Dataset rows
-*-*-

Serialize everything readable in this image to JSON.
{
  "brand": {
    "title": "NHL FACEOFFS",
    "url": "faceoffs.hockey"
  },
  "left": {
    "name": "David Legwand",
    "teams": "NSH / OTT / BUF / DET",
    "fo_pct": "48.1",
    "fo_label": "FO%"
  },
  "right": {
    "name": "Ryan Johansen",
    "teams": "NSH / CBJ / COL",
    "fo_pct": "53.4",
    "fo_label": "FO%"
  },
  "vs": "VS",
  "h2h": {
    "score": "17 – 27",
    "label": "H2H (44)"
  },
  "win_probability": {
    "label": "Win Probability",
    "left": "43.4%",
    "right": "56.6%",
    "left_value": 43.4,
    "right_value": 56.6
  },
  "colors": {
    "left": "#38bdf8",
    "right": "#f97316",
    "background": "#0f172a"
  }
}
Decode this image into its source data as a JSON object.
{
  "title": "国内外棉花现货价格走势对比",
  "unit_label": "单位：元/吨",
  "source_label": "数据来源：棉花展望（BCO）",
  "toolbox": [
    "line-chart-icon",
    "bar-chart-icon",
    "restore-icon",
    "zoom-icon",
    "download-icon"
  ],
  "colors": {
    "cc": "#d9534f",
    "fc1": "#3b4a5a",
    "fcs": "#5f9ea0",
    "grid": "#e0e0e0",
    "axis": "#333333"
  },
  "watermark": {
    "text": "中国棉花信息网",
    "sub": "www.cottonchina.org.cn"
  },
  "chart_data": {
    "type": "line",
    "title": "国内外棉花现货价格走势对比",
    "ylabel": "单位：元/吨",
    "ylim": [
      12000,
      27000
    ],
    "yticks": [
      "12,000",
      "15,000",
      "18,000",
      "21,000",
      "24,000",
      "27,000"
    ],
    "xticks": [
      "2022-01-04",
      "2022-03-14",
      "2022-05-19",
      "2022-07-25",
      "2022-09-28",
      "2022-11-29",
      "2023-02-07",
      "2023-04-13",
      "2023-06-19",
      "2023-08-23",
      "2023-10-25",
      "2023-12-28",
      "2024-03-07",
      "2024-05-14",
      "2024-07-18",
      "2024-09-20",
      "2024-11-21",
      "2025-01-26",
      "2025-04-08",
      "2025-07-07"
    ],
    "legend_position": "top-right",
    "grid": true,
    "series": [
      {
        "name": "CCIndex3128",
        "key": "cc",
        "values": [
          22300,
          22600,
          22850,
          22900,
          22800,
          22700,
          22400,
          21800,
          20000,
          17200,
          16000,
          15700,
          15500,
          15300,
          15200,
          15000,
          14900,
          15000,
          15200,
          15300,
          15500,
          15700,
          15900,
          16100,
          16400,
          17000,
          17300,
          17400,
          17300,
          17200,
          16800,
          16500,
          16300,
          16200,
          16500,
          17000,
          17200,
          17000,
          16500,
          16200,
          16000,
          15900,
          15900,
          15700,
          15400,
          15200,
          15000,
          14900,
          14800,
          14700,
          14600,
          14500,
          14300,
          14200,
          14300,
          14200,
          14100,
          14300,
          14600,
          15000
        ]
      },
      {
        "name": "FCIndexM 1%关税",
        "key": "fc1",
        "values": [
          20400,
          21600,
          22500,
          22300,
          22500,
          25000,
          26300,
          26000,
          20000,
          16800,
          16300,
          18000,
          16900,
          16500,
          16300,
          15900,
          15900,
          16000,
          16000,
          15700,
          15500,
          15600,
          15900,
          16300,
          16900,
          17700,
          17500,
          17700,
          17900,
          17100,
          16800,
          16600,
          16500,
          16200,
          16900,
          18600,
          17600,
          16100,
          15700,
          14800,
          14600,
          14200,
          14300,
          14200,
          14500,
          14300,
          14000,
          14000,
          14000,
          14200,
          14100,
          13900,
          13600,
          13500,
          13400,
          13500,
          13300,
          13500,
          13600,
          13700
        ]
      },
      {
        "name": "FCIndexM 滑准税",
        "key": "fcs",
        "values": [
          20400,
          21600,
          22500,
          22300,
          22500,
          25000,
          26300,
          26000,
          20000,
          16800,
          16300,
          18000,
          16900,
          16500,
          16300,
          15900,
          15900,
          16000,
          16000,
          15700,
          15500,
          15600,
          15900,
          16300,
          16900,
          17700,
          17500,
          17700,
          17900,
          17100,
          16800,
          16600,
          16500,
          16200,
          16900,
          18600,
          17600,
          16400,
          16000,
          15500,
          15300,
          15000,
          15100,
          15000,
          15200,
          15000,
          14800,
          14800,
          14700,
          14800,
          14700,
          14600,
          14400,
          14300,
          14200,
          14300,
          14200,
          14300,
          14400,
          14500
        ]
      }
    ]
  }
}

-*-*-

Review the material and copy each line in which the word "teams" appears.

    "teams": "NSH / OTT / BUF / DET",
    "teams": "NSH / CBJ / COL",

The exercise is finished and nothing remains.